— Begin —

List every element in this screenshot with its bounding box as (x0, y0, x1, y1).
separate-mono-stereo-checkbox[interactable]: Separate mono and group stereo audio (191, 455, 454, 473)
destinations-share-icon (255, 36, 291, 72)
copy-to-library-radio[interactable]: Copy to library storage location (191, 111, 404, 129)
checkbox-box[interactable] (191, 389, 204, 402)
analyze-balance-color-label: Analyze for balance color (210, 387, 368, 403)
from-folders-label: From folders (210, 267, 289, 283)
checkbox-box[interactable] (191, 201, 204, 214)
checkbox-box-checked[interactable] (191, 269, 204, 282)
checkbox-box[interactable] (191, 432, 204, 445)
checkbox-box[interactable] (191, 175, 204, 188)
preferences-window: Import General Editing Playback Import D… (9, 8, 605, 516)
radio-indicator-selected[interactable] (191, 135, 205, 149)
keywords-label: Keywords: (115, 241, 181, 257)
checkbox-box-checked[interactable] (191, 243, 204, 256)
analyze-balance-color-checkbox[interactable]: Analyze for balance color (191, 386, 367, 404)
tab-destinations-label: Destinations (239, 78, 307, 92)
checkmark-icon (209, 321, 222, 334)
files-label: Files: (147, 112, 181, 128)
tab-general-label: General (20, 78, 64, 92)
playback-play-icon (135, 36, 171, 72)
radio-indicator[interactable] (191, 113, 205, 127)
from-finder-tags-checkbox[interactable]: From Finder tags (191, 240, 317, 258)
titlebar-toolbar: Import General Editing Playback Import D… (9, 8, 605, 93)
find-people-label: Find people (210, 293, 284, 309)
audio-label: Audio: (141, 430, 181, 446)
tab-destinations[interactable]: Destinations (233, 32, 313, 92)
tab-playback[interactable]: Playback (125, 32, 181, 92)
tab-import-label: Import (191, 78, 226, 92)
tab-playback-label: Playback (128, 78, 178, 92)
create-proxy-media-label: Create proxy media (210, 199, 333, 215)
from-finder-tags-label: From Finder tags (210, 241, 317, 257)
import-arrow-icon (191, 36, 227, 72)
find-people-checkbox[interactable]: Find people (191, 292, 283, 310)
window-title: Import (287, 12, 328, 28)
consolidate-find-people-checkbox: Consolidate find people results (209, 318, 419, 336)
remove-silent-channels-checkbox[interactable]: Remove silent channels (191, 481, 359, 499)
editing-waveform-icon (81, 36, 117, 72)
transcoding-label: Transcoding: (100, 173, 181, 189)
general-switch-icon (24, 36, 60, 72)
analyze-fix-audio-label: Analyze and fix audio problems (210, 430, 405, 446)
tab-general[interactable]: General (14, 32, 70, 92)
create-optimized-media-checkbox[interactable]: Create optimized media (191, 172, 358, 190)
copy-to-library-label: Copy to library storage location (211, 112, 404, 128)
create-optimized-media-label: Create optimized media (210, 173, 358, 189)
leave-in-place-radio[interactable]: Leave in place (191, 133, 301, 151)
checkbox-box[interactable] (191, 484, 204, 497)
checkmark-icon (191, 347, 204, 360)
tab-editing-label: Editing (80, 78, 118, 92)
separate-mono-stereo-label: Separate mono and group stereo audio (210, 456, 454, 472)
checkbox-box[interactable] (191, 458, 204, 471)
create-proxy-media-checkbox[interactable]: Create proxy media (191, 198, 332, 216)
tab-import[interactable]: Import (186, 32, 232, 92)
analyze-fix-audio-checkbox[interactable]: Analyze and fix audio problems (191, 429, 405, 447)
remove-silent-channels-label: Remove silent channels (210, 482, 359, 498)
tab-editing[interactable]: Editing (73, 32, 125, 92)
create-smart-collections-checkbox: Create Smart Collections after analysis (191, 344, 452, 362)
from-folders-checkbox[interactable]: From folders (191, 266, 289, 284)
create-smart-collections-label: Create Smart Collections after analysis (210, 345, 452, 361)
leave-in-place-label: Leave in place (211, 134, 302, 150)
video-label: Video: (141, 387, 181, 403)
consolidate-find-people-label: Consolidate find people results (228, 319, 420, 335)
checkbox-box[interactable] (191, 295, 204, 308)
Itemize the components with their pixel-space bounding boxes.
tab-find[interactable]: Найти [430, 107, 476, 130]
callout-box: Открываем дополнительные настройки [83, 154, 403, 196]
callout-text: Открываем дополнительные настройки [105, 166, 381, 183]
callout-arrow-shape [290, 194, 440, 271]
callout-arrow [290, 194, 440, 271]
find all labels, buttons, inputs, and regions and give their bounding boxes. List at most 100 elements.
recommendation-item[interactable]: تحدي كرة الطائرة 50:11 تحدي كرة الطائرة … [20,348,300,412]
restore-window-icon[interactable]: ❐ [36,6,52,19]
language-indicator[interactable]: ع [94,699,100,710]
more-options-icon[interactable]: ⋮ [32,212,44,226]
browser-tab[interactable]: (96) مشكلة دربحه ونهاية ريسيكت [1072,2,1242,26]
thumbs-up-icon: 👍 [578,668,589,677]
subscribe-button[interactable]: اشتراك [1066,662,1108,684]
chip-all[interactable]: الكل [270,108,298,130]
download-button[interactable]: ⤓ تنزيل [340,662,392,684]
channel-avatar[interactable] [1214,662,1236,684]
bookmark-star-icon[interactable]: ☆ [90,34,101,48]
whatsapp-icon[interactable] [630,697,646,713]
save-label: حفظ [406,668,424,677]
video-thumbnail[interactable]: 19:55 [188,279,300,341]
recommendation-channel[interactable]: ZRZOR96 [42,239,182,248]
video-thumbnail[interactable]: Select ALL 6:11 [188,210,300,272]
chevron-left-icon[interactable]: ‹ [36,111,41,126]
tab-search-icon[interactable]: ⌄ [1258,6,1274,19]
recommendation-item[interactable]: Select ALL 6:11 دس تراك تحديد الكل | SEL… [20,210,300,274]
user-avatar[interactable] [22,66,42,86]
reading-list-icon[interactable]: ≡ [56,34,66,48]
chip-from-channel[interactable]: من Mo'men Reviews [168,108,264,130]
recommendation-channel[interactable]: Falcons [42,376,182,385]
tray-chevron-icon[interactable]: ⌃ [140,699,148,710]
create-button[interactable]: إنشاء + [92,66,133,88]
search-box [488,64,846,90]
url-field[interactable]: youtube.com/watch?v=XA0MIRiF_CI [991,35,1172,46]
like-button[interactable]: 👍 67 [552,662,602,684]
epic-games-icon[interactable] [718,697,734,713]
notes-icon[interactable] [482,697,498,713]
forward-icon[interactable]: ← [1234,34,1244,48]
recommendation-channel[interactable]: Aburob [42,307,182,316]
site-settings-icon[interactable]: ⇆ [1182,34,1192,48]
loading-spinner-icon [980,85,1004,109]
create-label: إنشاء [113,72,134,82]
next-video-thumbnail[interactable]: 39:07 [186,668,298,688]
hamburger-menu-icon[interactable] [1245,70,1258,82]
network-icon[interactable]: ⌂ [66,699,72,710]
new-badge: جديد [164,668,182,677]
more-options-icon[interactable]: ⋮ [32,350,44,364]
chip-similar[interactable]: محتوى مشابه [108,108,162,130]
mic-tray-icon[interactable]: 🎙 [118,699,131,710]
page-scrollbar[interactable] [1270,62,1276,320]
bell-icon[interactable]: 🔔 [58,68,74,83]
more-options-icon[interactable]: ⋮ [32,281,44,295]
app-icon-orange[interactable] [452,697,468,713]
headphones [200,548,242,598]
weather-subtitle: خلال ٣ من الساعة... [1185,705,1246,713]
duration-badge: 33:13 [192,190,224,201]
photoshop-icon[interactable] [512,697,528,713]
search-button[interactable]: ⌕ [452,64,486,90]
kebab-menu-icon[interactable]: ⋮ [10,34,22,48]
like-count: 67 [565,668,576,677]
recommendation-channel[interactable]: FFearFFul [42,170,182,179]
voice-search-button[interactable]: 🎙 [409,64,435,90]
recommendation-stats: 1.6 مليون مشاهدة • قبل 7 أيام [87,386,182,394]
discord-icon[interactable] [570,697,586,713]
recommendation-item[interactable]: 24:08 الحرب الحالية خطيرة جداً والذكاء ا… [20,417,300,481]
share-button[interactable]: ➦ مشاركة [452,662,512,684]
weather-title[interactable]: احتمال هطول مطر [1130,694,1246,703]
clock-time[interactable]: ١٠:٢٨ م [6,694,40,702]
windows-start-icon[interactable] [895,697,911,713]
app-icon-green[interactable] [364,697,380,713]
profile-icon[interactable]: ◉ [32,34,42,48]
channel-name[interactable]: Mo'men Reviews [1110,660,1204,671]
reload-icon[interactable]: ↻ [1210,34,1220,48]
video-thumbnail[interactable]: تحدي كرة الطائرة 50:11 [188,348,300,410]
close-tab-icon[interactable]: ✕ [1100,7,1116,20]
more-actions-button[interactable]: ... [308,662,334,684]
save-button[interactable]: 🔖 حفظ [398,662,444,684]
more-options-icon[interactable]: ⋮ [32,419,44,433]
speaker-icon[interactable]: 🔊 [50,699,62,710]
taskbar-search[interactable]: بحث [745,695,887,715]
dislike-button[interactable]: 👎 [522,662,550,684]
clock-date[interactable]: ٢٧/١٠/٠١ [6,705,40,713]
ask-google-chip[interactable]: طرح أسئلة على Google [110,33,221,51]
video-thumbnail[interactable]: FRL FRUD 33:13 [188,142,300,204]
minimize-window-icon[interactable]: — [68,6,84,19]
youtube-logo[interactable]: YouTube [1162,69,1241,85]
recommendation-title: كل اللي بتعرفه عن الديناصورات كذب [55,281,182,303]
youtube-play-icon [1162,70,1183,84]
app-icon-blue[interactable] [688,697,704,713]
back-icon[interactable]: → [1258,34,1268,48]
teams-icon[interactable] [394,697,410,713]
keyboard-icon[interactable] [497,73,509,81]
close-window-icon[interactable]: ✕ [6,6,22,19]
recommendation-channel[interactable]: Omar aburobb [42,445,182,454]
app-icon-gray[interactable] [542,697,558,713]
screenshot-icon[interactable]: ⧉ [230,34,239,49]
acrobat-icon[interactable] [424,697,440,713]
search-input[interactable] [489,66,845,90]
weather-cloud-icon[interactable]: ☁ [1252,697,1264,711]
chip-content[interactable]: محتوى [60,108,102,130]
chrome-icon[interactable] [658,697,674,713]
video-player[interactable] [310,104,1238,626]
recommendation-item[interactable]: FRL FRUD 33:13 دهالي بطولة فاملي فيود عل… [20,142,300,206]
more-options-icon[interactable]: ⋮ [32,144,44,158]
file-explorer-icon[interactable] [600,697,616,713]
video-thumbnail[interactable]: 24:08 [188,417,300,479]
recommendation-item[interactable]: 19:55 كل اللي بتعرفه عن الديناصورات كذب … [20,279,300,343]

— End —

§ Exercise objective: Copy the records from their first line through the line containing "checkbox-box[interactable] (191, 389, 204, 402)", replacing "storage location" with "storage folder" and keeping everything else the same.

§ The reply:
List every element in this screenshot with its bounding box as (x0, y0, x1, y1).
separate-mono-stereo-checkbox[interactable]: Separate mono and group stereo audio (191, 455, 454, 473)
destinations-share-icon (255, 36, 291, 72)
copy-to-library-radio[interactable]: Copy to library storage folder (191, 111, 404, 129)
checkbox-box[interactable] (191, 389, 204, 402)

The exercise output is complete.